Selected text:
*-*-*
This sounds like a conventional Republican wedge argument, but it is more than that. Murray believes that America is rapidly dividing into two separate castes that live, think, breed, learn and work by different rules. In Coming Apart, he intentionally restricts his analysis to white folks in order to factor out racial bias.
Two quick paragraphs from Brooks’ summary will give you a feel for the argument:
Roughly 7 percent of the white kids in the upper tribe are born out-of-wedlock, compared with roughly 45 percent of the kids in the lower tribe. In the upper tribe, nearly every man aged 30 to 49 is in the labor force. In the lower tribe, men in their prime working ages have been steadily dropping out of the labor force, in good times and bad.
People in the lower tribe are much less likely to get married, less likely to go to church, less likely to be active in their communities, more likely to watch TV excessively, more likely to be obese.
Remember, Murray is talking about the top 20% and the bottom 30% of the white social spectrum.
The Great Divorce
By DAVID BROOKS
Published: January 30, 2012
I’ll be shocked if there’s another book this year as important as Charles Murray’s “Coming Apart.” I’ll be shocked if there’s another book that so compellingly describes the most important trends in American society.
Murray’s basic argument is not new, that America is dividing into a two-caste society. What’s impressive is the incredible data he produces to illustrate that trend and deepen our understanding of it.
His story starts in 1963. There was a gap between rich and poor then, but it wasn’t that big. A house in an upper-crust suburb cost only twice as much as the average new American home. The tippy-top luxury car, the Cadillac Eldorado Biarritz, cost about $47,000 in 2010 dollars. That’s pricy, but nowhere near the price of the top luxury cars today.
More important, the income gaps did not lead to big behavior gaps. Roughly 98 percent of men between the ages of 30 and 49 were in the labor force, upper class and lower class alike. Only about 3 percent of white kids were born outside of marriage. The rates were similar, upper class and lower class.
Since then, America has polarized. The word “class” doesn’t even capture the divide Murray describes. You might say the country has bifurcated into different social tribes, with a tenuous common culture linking them.
The upper tribe is now segregated from the lower tribe. In 1963, rich people who lived on the Upper East Side of Manhattan lived close to members of the middle class. Most adult Manhattanites who lived south of 96th Street back then hadn’t even completed high school. Today, almost all of Manhattan south of 96th Street is an upper-tribe enclave.
Today, Murray demonstrates, there is an archipelago of affluent enclaves clustered around the coastal cities, Chicago, Dallas and so on. If you’re born into one of them, you will probably go to college with people from one of the enclaves; you’ll marry someone from one of the enclaves; you’ll go off and live in one of the enclaves.
Worse, there are vast behavioral gaps between the educated upper tribe (20 percent of the country) and the lower tribe (30 percent of the country). This is where Murray is at his best, and he’s mostly using data on white Americans, so the effects of race and other complicating factors don’t come into play.
*-*-*
Challenges:
1. According to the passage about Charles Murray's book, in what year does Murray's story start?
2. Rewrite the passage about Charles Murray's book starting at "Murray’s basic argument" and ending at "luxury cars today.", swapping "basic argument" for "central argument".
3. Extend the passage about Charles Murray's book, picking up after its last sentence.
The rows that follow are separate material, unrelated to the passage about Charles Murray's book.

Data extract:
*-*-*
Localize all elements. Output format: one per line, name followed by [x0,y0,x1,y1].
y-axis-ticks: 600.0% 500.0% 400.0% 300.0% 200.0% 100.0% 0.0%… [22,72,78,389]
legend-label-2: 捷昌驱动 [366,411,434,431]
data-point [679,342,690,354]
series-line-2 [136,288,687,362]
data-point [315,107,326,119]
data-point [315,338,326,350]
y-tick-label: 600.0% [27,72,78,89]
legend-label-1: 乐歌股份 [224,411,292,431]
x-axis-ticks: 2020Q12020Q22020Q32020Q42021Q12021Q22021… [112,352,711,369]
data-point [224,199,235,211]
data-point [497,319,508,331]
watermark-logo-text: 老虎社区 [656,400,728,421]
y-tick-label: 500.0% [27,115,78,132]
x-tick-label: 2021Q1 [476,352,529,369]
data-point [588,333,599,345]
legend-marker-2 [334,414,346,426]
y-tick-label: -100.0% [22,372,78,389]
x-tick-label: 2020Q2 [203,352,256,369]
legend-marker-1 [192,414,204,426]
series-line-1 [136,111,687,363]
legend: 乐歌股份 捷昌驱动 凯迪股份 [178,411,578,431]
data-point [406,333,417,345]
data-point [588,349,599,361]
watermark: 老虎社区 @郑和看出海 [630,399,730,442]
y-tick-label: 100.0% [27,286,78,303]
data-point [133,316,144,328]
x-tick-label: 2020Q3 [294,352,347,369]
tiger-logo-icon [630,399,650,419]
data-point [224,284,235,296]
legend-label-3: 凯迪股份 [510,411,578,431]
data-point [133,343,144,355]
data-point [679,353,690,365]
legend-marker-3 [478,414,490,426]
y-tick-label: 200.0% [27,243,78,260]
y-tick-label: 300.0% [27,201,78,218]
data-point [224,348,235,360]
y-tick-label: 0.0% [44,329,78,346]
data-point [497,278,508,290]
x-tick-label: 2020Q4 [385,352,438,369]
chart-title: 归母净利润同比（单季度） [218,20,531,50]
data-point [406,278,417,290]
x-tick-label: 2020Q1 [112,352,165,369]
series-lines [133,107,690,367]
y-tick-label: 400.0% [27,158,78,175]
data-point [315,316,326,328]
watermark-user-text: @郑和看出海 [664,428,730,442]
*-*-*
Set of answers:
1. 1963

2.
Murray’s central argument is not new, that America is dividing into a two-caste society. What’s impressive is the incredible data he produces to illustrate that trend and deepen our understanding of it.
His story starts in 1963. There was a gap between rich and poor then, but it wasn’t that big. A house in an upper-crust suburb cost only twice as much as the average new American home. The tippy-top luxury car, the Cadillac Eldorado Biarritz, cost about $47,000 in 2010 dollars. That’s pricy, but nowhere near the price of the top luxury cars today.

3.
Roughly 7 percent of the white kids in the upper tribe are born out of wedlock, compared with roughly 45 percent of the kids in the lower tribe. In the upper tribe, nearly every man aged 30 to 49 is in the labor force. In the lower tribe, men in their prime working ages have been steadily dropping out of the labor force, in good times and bad.
People in the lower tribe are much less likely to get married, less likely to go to church, less likely to be active in their communities, more likely to watch TV excessively, more likely to be obese.
Murray’s story contradicts the ideologies of both parties. Republicans claim that America is threatened by a decadent cultural elite that corrupts regular Americans, who love God, country and traditional values. That story is false. The cultural elites live more conservative, traditionalist lives than the cultural masses.
Democrats claim America is threatened by the financial elite, who hog society’s resources. But that’s a distraction. The real social gap is between the top 20 percent and the lower 30 percent. The liberal members of the upper tribe latch onto this top 1 percent narrative because it excuses them from the central role they themselves are playing in driving inequality and unfairness.
It’s wrong to describe an America in which the salt of the earth common people are preyed upon by this or that nefarious elite. It’s wrong to tell the familiar underdog morality tale in which the problems of the masses are caused by the elites.
The truth is, members of the upper tribe have made themselves phenomenally productive. They may mimic bohemian manners, but they have returned to 1950s traditionalist values and practices. They have low divorce rates, arduous work ethics and strict codes to regulate their kids.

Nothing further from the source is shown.